■ Objective
Note how many lines in the entries contain the string "Confirm", then give that number and nothing else.

▼▼▼

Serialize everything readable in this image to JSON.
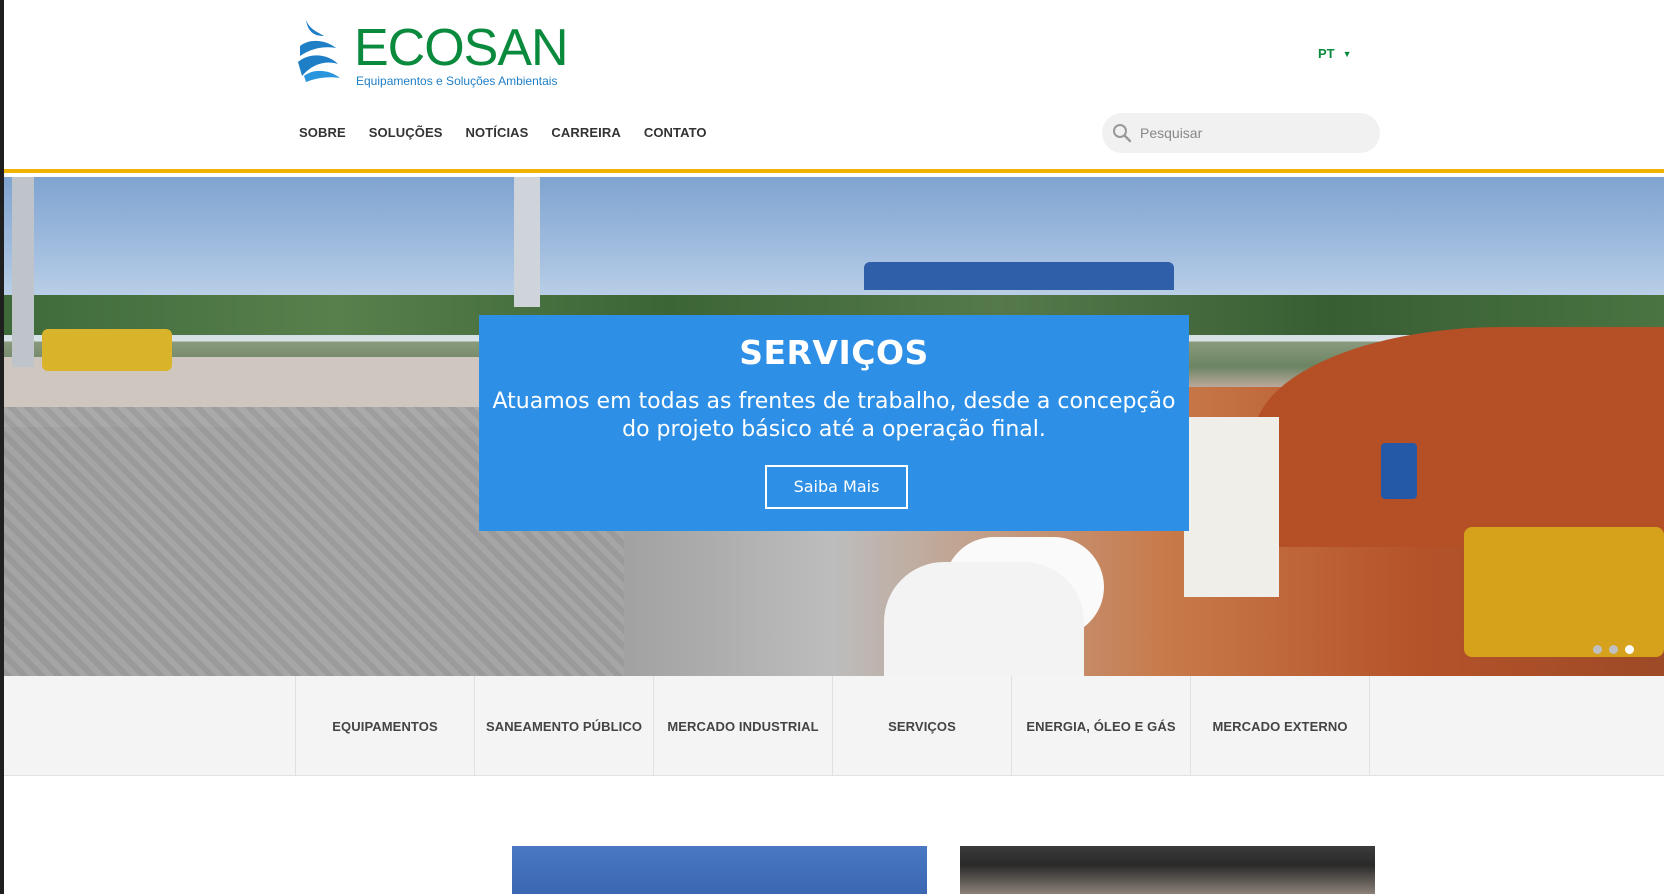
{
  "brand": {
    "name": "ECOSAN",
    "tagline": "Equipamentos e Soluções Ambientais",
    "green": "#0a8a3c",
    "blue": "#1f7fc6",
    "accent_yellow": "#f0b400"
  },
  "header": {
    "language": "PT",
    "nav": [
      "SOBRE",
      "SOLUÇÕES",
      "NOTÍCIAS",
      "CARREIRA",
      "CONTATO"
    ],
    "search": {
      "placeholder": "Pesquisar",
      "value": ""
    }
  },
  "hero": {
    "title": "SERVIÇOS",
    "text": "Atuamos em todas as frentes de trabalho, desde a concepção do projeto básico até a operação final.",
    "button": "Saiba Mais",
    "caption_color": "#2d8fe6",
    "slides": 3,
    "active_slide": 3
  },
  "categories": [
    "EQUIPAMENTOS",
    "SANEAMENTO PÚBLICO",
    "MERCADO INDUSTRIAL",
    "SERVIÇOS",
    "ENERGIA, ÓLEO E GÁS",
    "MERCADO EXTERNO"
  ]
}
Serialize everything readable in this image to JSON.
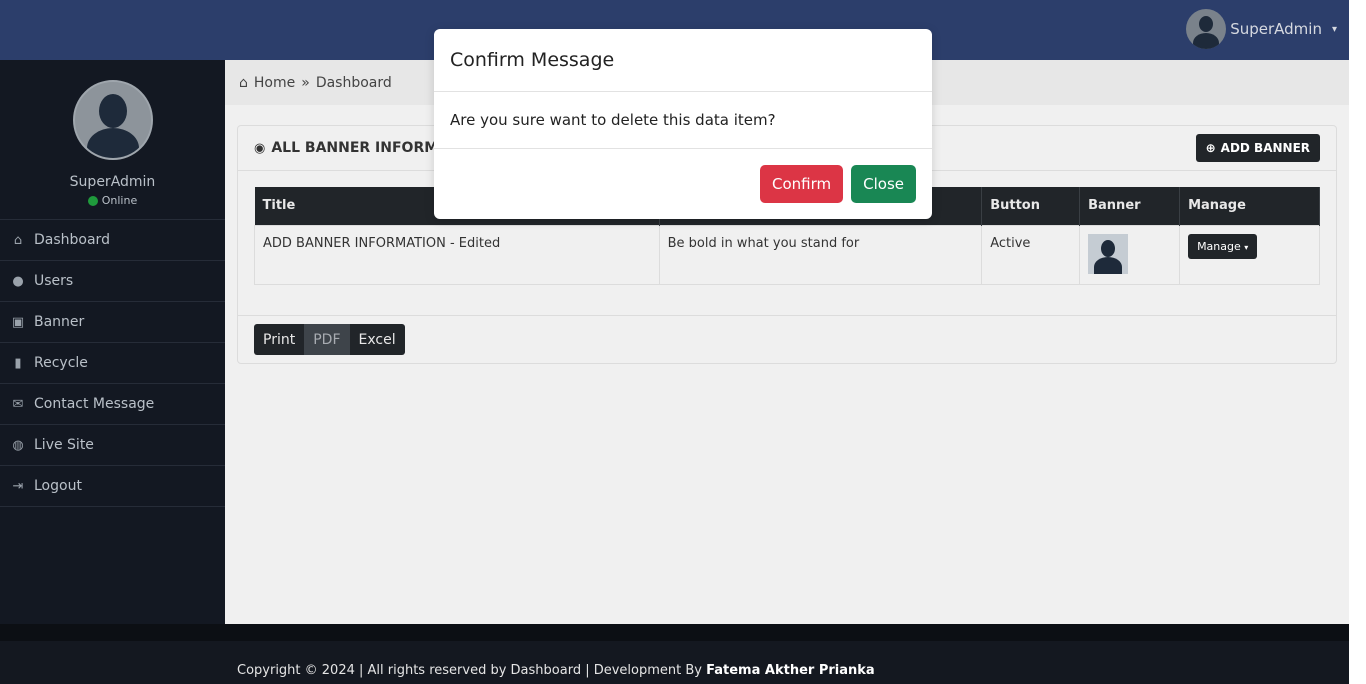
{
  "header": {
    "user_name": "SuperAdmin",
    "caret": "▾"
  },
  "sidebar": {
    "profile_name": "SuperAdmin",
    "status": "Online",
    "status_color": "#1f9a3c",
    "items": [
      {
        "label": "Dashboard",
        "icon": "home-icon",
        "glyph": "⌂"
      },
      {
        "label": "Users",
        "icon": "user-circle-icon",
        "glyph": "●"
      },
      {
        "label": "Banner",
        "icon": "images-icon",
        "glyph": "▣"
      },
      {
        "label": "Recycle",
        "icon": "trash-icon",
        "glyph": "▮"
      },
      {
        "label": "Contact Message",
        "icon": "comments-icon",
        "glyph": "✉"
      },
      {
        "label": "Live Site",
        "icon": "globe-icon",
        "glyph": "◍"
      },
      {
        "label": "Logout",
        "icon": "sign-out-icon",
        "glyph": "⇥"
      }
    ]
  },
  "breadcrumb": {
    "home": "Home",
    "separator": "»",
    "current": "Dashboard"
  },
  "card": {
    "title": "ALL BANNER INFORMATION",
    "add_button": "ADD BANNER",
    "columns": [
      "Title",
      "",
      "Button",
      "Banner",
      "Manage"
    ],
    "rows": [
      {
        "title": "ADD BANNER INFORMATION - Edited",
        "subtitle": "Be bold in what you stand for",
        "button": "Active",
        "manage": "Manage"
      }
    ],
    "exports": [
      "Print",
      "PDF",
      "Excel"
    ]
  },
  "footer": {
    "text": "Copyright © 2024 | All rights reserved by Dashboard | Development By",
    "author": "Fatema Akther Prianka"
  },
  "modal": {
    "title": "Confirm Message",
    "body": "Are you sure want to delete this data item?",
    "confirm": "Confirm",
    "close": "Close"
  },
  "colors": {
    "navbar": "#2c3e6b",
    "sidebar": "#131822",
    "danger": "#dc3545",
    "success": "#198754",
    "dark_button": "#212529"
  }
}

▲▲▲

■ Final result
2